*Exercise details*. Using the listing below, extract each line that has the word "JSON" in it.

*Given records*.
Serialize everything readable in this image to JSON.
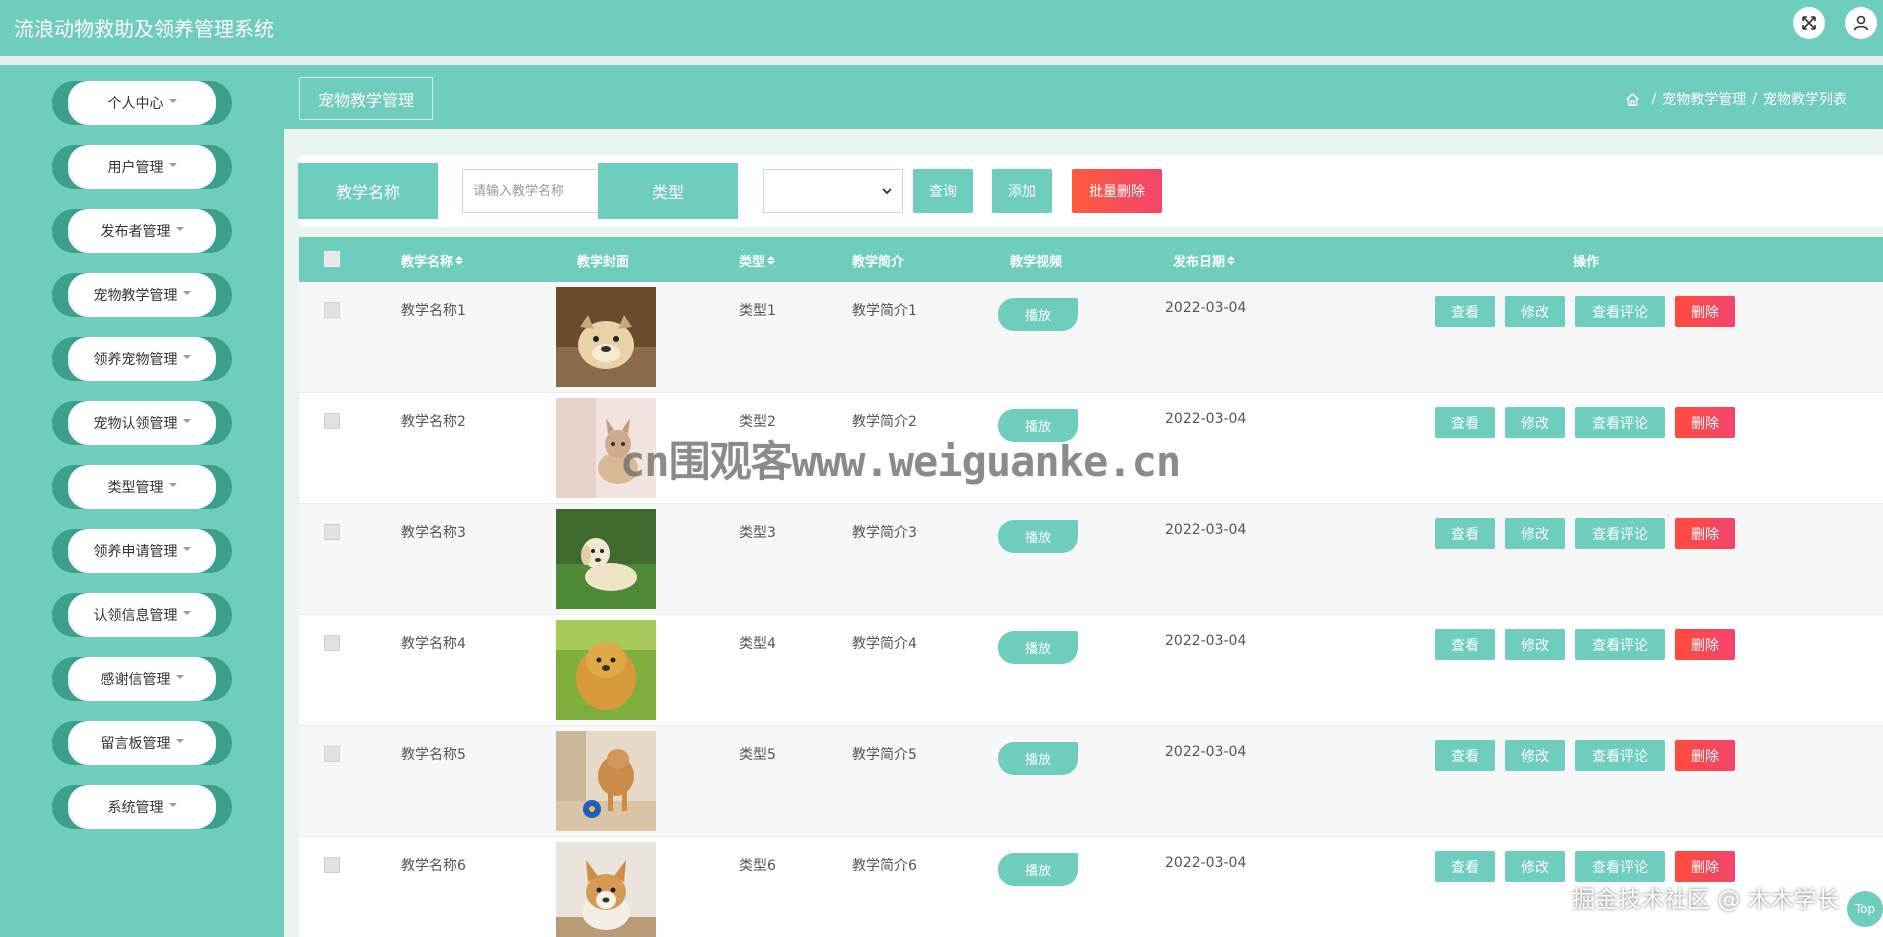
{
  "app": {
    "title": "流浪动物救助及领养管理系统"
  },
  "sidebar": {
    "items": [
      {
        "label": "个人中心"
      },
      {
        "label": "用户管理"
      },
      {
        "label": "发布者管理"
      },
      {
        "label": "宠物教学管理"
      },
      {
        "label": "领养宠物管理"
      },
      {
        "label": "宠物认领管理"
      },
      {
        "label": "类型管理"
      },
      {
        "label": "领养申请管理"
      },
      {
        "label": "认领信息管理"
      },
      {
        "label": "感谢信管理"
      },
      {
        "label": "留言板管理"
      },
      {
        "label": "系统管理"
      }
    ]
  },
  "page": {
    "tag": "宠物教学管理",
    "breadcrumb": [
      "宠物教学管理",
      "宠物教学列表"
    ]
  },
  "search": {
    "name_label": "教学名称",
    "name_placeholder": "请输入教学名称",
    "type_label": "类型",
    "type_selected": "",
    "query_button": "查询",
    "add_button": "添加",
    "batch_delete_button": "批量删除"
  },
  "table": {
    "headers": {
      "name": "教学名称",
      "cover": "教学封面",
      "type": "类型",
      "intro": "教学简介",
      "video": "教学视频",
      "date": "发布日期",
      "actions": "操作"
    },
    "play_label": "播放",
    "action_labels": {
      "view": "查看",
      "edit": "修改",
      "comments": "查看评论",
      "delete": "删除"
    },
    "rows": [
      {
        "name": "教学名称1",
        "type": "类型1",
        "intro": "教学简介1",
        "date": "2022-03-04"
      },
      {
        "name": "教学名称2",
        "type": "类型2",
        "intro": "教学简介2",
        "date": "2022-03-04"
      },
      {
        "name": "教学名称3",
        "type": "类型3",
        "intro": "教学简介3",
        "date": "2022-03-04"
      },
      {
        "name": "教学名称4",
        "type": "类型4",
        "intro": "教学简介4",
        "date": "2022-03-04"
      },
      {
        "name": "教学名称5",
        "type": "类型5",
        "intro": "教学简介5",
        "date": "2022-03-04"
      },
      {
        "name": "教学名称6",
        "type": "类型6",
        "intro": "教学简介6",
        "date": "2022-03-04"
      }
    ]
  },
  "overlay": {
    "watermark": "cn围观客www.weiguanke.cn",
    "credit": "掘金技术社区 @ 木木学长",
    "top_button": "Top"
  },
  "colors": {
    "primary": "#6fcdbe",
    "sidebar_ring": "#3a9f8b",
    "danger": "#f2456d"
  }
}
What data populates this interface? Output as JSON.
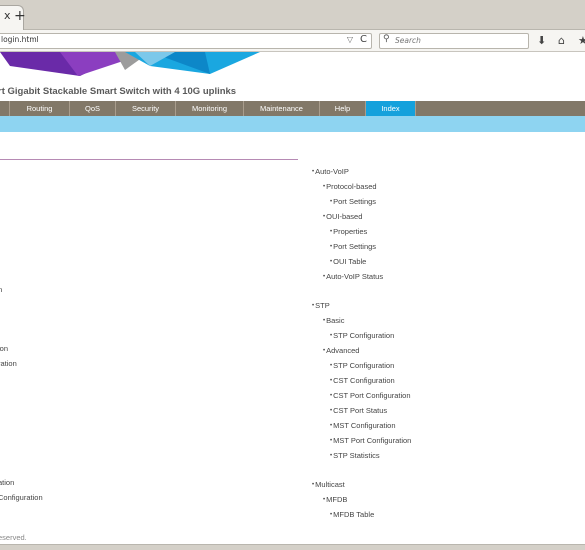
{
  "browser": {
    "tab_close": "x",
    "new_tab": "+",
    "url": "login.html",
    "search_placeholder": "Search",
    "url_dropdown_icon": "▽",
    "reload_icon": "C",
    "search_icon": "⚲",
    "download_icon": "⬇",
    "home_icon": "⌂",
    "bookmark_icon": "★"
  },
  "header": {
    "product_title": "rt Gigabit Stackable Smart Switch with 4 10G uplinks"
  },
  "menu": {
    "items": [
      {
        "label": ""
      },
      {
        "label": "Routing"
      },
      {
        "label": "QoS"
      },
      {
        "label": "Security"
      },
      {
        "label": "Monitoring"
      },
      {
        "label": "Maintenance"
      },
      {
        "label": "Help"
      },
      {
        "label": "Index"
      }
    ]
  },
  "left_fragments": [
    {
      "text": "n"
    },
    {
      "text": "ion"
    },
    {
      "text": "ration"
    },
    {
      "text": "ation"
    },
    {
      "text": "Configuration"
    }
  ],
  "index_tree": [
    {
      "label": "Auto-VoIP"
    },
    {
      "label": "Protocol-based"
    },
    {
      "label": "Port Settings"
    },
    {
      "label": "OUI-based"
    },
    {
      "label": "Properties"
    },
    {
      "label": "Port Settings"
    },
    {
      "label": "OUI Table"
    },
    {
      "label": "Auto-VoIP Status"
    },
    {
      "label": "STP"
    },
    {
      "label": "Basic"
    },
    {
      "label": "STP Configuration"
    },
    {
      "label": "Advanced"
    },
    {
      "label": "STP Configuration"
    },
    {
      "label": "CST Configuration"
    },
    {
      "label": "CST Port Configuration"
    },
    {
      "label": "CST Port Status"
    },
    {
      "label": "MST Configuration"
    },
    {
      "label": "MST Port Configuration"
    },
    {
      "label": "STP Statistics"
    },
    {
      "label": "Multicast"
    },
    {
      "label": "MFDB"
    },
    {
      "label": "MFDB Table"
    }
  ],
  "footer": {
    "text": "eserved."
  },
  "colors": {
    "menu_bg": "#827868",
    "menu_active": "#15a1dc",
    "subbar": "#8ed4f1",
    "rule": "#b68ab4"
  }
}
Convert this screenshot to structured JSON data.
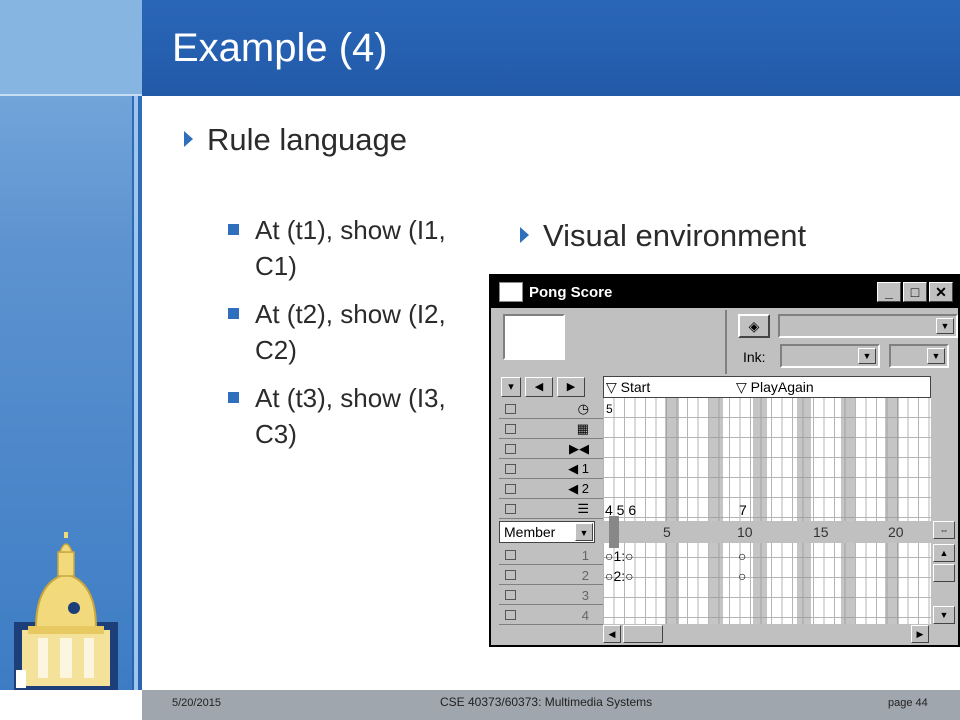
{
  "slide": {
    "title": "Example (4)",
    "bullets": [
      {
        "text": "Rule language",
        "children": [
          {
            "line1": "At (t1), show (I1,",
            "line2": "C1)"
          },
          {
            "line1": "At (t2), show (I2,",
            "line2": "C2)"
          },
          {
            "line1": "At (t3), show (I3,",
            "line2": "C3)"
          }
        ]
      },
      {
        "text": "Visual environment"
      }
    ]
  },
  "score_window": {
    "title": "Pong Score",
    "title_buttons": [
      "_",
      "□",
      "✕"
    ],
    "ink_label": "Ink:",
    "markers": [
      "Start",
      "PlayAgain"
    ],
    "member_select": "Member",
    "ruler_ticks": [
      "5",
      "10",
      "15",
      "20"
    ],
    "script_cell": "5",
    "sound_row_labels": [
      "1",
      "2"
    ],
    "sprite_row_labels": [
      "1",
      "2",
      "3",
      "4"
    ],
    "frame_cells": "4 5 6",
    "frame_cell_7": "7",
    "sprite1_cell": "1:",
    "sprite2_cell": "2:"
  },
  "footer": {
    "date": "5/20/2015",
    "course": "CSE 40373/60373: Multimedia Systems",
    "page": "page 44"
  },
  "colors": {
    "title_bar": "#225aa8",
    "accent": "#2f6fbe",
    "footer": "#9fa6ae"
  }
}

*Task response*.
Serialize everything readable in this image to JSON.
What data populates this interface? Output as JSON.
Convert this screenshot to structured JSON data.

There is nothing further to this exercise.